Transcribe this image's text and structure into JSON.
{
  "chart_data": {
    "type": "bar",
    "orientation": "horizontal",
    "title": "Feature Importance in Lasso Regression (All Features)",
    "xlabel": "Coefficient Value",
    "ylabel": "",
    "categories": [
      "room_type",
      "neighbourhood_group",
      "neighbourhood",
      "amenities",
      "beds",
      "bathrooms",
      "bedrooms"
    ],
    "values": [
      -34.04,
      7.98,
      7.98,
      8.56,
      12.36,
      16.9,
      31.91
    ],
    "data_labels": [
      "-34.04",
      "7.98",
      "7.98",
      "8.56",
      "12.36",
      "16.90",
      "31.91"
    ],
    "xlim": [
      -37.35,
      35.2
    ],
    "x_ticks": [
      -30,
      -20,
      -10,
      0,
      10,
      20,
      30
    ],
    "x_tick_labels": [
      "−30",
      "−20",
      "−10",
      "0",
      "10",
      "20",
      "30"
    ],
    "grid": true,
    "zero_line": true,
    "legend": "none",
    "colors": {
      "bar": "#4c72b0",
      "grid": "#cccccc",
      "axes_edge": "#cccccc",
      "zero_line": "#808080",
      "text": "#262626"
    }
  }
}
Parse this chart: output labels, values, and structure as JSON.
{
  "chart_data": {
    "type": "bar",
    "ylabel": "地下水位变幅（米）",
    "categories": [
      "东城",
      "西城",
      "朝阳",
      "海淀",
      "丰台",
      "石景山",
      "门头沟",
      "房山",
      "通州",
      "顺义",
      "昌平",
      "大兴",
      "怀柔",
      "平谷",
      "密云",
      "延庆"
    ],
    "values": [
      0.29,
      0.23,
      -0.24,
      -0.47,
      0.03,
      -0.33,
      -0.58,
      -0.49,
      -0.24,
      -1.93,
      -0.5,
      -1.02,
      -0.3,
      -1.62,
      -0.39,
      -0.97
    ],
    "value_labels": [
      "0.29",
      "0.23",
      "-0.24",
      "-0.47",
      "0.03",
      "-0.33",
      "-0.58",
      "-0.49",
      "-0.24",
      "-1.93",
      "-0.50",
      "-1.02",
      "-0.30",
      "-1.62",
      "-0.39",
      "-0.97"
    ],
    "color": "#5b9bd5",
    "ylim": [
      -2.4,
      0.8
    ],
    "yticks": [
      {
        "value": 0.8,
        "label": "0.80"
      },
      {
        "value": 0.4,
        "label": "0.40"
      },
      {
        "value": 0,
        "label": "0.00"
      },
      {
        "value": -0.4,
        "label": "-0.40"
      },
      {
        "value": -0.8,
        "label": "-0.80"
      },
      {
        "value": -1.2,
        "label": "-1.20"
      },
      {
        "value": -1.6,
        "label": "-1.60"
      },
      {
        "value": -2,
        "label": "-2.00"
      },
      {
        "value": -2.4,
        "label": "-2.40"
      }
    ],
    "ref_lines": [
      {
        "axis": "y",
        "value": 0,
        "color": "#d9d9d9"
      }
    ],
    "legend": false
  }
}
------------------------------------------------------------
Your answer should be only the number of lines that hold the word "text".

• **Expected answer**
2